應做事項
A: 根據下面的文段回答:
(i) 那個搜集假牙的人在地下室裡存放了多少副假牙?
(ii) 他的哥哥住在什麼地方?
(iii) 爸爸最後回來時,儀錶盤上有什麼?
B: 請把記錄從第一行起直到含有“data-point-price xyxy=(874,399,878,403)”的那一行(含該行)重新寫出,將其中的“x-tick-label”替換為“x-axis-label”,其餘一概不改。

所給文段
▼▼▼

很久很久之後爸爸才會重新現身,邊走邊擦著嘴邊的餅屑,顯得精神十足。「真要命,」他會斜倚在車身上隔著玻璃跟媽媽這麼說,「那邊那個傢伙搜集假牙。他已經弄到了700多副放在地下室里。見了人他就非讓人看那些東西,我也沒法兒拒絕呀。然後他妻子又非要讓我吃塊藍莓餡餅,欣賞他們女兒婚禮的照片。恐怕他們從來沒聽說過大方格斯州立公園,但是那個傢伙說他的一位住在卡納克車站交通燈旁邊的哥哥可能知道這個地方。想想看,在所有東西中,這個哥哥偏偏喜歡搜集風扇帶,在整個中西部北部地區,他肯定是大戰前風扇帶的最大收藏家了。我現在就去找他。」我們還來不及阻止,他就又走了。等到最後終於回來時,爸爸已經裝了一肚子這個城市的趣聞軼事,儀錶盤上的蒼蠅也下了厚厚一層卵。

▲▲▲

現有記錄
▼▼▼

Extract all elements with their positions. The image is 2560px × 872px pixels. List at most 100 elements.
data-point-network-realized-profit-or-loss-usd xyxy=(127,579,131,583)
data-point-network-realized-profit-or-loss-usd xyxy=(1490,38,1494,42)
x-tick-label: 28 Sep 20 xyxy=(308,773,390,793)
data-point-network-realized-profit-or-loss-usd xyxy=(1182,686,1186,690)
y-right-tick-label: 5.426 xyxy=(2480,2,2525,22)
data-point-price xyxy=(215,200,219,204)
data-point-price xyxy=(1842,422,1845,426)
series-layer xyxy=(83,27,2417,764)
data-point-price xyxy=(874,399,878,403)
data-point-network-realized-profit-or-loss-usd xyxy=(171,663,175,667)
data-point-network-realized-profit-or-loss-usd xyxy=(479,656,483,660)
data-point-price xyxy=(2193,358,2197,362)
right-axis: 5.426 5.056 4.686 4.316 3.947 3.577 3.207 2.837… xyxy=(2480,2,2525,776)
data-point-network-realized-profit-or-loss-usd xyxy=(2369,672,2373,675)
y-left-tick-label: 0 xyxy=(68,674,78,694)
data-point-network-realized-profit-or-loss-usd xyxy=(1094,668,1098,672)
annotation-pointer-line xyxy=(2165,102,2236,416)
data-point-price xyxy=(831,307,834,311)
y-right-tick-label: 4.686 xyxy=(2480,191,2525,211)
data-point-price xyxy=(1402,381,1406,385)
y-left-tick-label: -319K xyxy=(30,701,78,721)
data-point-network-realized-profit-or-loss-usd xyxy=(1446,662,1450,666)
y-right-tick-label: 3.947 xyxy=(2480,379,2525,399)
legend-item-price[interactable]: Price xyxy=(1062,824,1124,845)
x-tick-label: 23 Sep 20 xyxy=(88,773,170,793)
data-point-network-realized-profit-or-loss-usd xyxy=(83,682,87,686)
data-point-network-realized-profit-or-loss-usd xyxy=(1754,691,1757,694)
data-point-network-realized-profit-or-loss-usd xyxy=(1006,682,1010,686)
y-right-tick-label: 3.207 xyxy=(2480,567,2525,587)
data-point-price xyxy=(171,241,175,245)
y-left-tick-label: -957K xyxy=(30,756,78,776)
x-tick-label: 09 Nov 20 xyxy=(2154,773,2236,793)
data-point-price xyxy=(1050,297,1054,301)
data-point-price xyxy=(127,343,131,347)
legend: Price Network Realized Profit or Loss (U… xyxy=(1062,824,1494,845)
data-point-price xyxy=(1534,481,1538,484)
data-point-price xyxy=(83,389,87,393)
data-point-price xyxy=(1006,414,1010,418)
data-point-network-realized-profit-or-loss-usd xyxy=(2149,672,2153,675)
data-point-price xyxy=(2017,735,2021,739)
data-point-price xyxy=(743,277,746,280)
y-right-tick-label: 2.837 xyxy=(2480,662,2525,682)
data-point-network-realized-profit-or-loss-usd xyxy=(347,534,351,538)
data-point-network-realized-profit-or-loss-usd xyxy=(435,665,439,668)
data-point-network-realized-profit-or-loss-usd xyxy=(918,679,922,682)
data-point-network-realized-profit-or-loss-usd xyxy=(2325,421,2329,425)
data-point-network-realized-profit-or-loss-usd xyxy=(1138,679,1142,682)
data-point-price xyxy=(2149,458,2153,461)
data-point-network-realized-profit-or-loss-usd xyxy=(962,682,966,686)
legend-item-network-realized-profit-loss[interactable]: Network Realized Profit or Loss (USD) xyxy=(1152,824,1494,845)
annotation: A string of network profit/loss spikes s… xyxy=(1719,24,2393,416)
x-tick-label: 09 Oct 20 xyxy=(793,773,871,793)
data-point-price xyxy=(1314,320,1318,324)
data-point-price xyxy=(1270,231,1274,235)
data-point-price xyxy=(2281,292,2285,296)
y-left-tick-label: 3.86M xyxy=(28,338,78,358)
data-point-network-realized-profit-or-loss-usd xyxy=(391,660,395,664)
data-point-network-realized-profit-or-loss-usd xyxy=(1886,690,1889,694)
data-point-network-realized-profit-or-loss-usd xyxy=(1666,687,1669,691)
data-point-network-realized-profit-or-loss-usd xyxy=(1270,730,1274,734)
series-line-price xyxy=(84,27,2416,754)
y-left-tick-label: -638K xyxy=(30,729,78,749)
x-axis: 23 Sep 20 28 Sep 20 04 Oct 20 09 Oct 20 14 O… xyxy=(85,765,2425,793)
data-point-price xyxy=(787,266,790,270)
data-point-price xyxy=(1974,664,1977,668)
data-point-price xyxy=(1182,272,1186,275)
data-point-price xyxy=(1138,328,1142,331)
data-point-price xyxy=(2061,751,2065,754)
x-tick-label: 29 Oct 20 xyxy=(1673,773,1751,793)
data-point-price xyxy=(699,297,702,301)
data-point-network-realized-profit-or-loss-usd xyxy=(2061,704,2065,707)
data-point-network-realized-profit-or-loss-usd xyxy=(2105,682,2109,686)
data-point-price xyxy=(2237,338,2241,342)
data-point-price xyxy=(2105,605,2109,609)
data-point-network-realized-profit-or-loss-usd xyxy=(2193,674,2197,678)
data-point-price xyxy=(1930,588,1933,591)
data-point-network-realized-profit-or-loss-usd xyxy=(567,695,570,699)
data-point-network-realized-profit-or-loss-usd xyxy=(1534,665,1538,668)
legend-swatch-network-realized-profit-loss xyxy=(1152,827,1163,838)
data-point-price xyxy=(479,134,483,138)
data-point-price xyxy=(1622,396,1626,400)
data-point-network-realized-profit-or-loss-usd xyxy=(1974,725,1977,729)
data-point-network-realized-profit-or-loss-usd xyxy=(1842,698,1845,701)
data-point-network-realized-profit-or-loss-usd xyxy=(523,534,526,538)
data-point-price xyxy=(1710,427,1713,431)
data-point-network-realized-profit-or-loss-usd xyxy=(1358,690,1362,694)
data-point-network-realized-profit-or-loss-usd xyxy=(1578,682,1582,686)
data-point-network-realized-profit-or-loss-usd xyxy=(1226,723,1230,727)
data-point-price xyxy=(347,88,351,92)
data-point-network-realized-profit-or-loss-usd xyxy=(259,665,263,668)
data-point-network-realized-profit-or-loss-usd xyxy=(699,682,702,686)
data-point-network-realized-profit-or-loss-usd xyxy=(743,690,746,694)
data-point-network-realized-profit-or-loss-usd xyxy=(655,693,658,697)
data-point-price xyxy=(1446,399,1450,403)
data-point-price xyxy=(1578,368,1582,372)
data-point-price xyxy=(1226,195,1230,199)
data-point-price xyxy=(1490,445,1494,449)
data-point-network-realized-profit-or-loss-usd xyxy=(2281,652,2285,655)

▲▲▲

各題答案
A:
(i) 700多副。
(ii) 卡納克車站交通燈旁邊。
(iii) 蒼蠅下的厚厚一層卵。

B:
Extract all elements with their positions. The image is 2560px × 872px pixels. List at most 100 elements.
data-point-network-realized-profit-or-loss-usd xyxy=(127,579,131,583)
data-point-network-realized-profit-or-loss-usd xyxy=(1490,38,1494,42)
x-axis-label: 28 Sep 20 xyxy=(308,773,390,793)
data-point-network-realized-profit-or-loss-usd xyxy=(1182,686,1186,690)
y-right-tick-label: 5.426 xyxy=(2480,2,2525,22)
data-point-price xyxy=(215,200,219,204)
data-point-price xyxy=(1842,422,1845,426)
series-layer xyxy=(83,27,2417,764)
data-point-price xyxy=(874,399,878,403)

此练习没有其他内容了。